### YOUR TASK
Each line below must be set down exactly; omit any image you find.

[Stored entries]

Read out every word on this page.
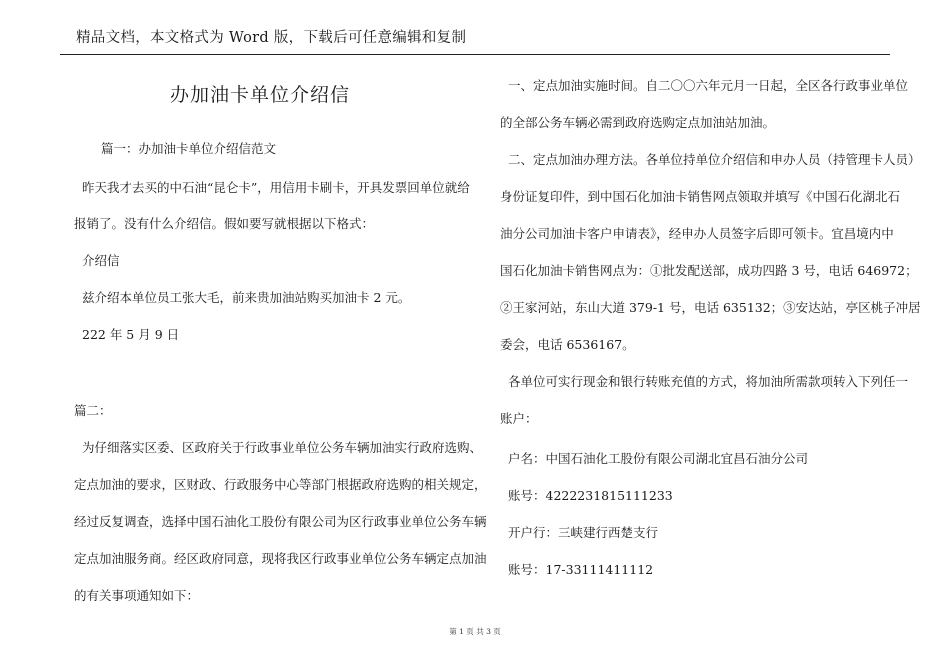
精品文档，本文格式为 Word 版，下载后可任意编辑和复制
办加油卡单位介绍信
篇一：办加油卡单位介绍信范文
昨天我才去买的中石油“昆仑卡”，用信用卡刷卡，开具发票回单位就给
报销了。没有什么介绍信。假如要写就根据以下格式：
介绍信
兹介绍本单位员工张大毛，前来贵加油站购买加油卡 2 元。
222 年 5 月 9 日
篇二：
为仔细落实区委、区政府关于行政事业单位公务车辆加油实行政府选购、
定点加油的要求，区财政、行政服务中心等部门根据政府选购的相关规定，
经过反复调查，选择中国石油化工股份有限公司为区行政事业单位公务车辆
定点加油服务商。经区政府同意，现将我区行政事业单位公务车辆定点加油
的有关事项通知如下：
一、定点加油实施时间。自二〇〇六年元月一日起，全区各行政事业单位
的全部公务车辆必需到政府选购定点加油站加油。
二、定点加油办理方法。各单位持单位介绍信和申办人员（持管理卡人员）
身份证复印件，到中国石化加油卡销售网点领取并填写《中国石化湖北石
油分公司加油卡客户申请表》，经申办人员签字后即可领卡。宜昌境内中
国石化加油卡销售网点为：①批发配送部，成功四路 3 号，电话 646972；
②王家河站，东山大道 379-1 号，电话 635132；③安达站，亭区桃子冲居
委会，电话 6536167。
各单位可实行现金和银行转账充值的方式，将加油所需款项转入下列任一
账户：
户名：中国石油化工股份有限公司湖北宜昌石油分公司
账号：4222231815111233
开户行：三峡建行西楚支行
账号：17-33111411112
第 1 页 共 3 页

### FINISHED TASK
Read out every word on this page.
精品文档，本文格式为 Word 版，下载后可任意编辑和复制
办加油卡单位介绍信
篇一：办加油卡单位介绍信范文
昨天我才去买的中石油“昆仑卡”，用信用卡刷卡，开具发票回单位就给
报销了。没有什么介绍信。假如要写就根据以下格式：
介绍信
兹介绍本单位员工张大毛，前来贵加油站购买加油卡 2 元。
222 年 5 月 9 日
篇二：
为仔细落实区委、区政府关于行政事业单位公务车辆加油实行政府选购、
定点加油的要求，区财政、行政服务中心等部门根据政府选购的相关规定，
经过反复调查，选择中国石油化工股份有限公司为区行政事业单位公务车辆
定点加油服务商。经区政府同意，现将我区行政事业单位公务车辆定点加油
的有关事项通知如下：
一、定点加油实施时间。自二〇〇六年元月一日起，全区各行政事业单位
的全部公务车辆必需到政府选购定点加油站加油。
二、定点加油办理方法。各单位持单位介绍信和申办人员（持管理卡人员）
身份证复印件，到中国石化加油卡销售网点领取并填写《中国石化湖北石
油分公司加油卡客户申请表》，经申办人员签字后即可领卡。宜昌境内中
国石化加油卡销售网点为：①批发配送部，成功四路 3 号，电话 646972；
②王家河站，东山大道 379-1 号，电话 635132；③安达站，亭区桃子冲居
委会，电话 6536167。
各单位可实行现金和银行转账充值的方式，将加油所需款项转入下列任一
账户：
户名：中国石油化工股份有限公司湖北宜昌石油分公司
账号：4222231815111233
开户行：三峡建行西楚支行
账号：17-33111411112
第 1 页 共 3 页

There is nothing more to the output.